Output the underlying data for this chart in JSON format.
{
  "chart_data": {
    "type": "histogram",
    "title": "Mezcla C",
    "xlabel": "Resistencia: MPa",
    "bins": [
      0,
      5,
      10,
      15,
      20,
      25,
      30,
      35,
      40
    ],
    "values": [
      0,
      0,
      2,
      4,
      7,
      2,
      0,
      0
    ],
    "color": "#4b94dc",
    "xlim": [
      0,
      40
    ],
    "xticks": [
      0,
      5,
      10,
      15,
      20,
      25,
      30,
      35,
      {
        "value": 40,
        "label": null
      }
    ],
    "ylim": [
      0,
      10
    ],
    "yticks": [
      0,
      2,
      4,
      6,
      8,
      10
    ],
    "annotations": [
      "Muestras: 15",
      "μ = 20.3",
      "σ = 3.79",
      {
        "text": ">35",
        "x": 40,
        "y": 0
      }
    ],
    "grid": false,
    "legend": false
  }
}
━━━━━━━━
- **Requirement**
Copy all of the data exactly.

- **Worked answer**
Output the underlying data for this chart in JSON format.
{
  "chart_data": {
    "type": "histogram",
    "title": "Mezcla C",
    "xlabel": "Resistencia: MPa",
    "bins": [
      0,
      5,
      10,
      15,
      20,
      25,
      30,
      35,
      40
    ],
    "values": [
      0,
      0,
      2,
      4,
      7,
      2,
      0,
      0
    ],
    "color": "#4b94dc",
    "xlim": [
      0,
      40
    ],
    "xticks": [
      0,
      5,
      10,
      15,
      20,
      25,
      30,
      35,
      {
        "value": 40,
        "label": null
      }
    ],
    "ylim": [
      0,
      10
    ],
    "yticks": [
      0,
      2,
      4,
      6,
      8,
      10
    ],
    "annotations": [
      "Muestras: 15",
      "μ = 20.3",
      "σ = 3.79",
      {
        "text": ">35",
        "x": 40,
        "y": 0
      }
    ],
    "grid": false,
    "legend": false
  }
}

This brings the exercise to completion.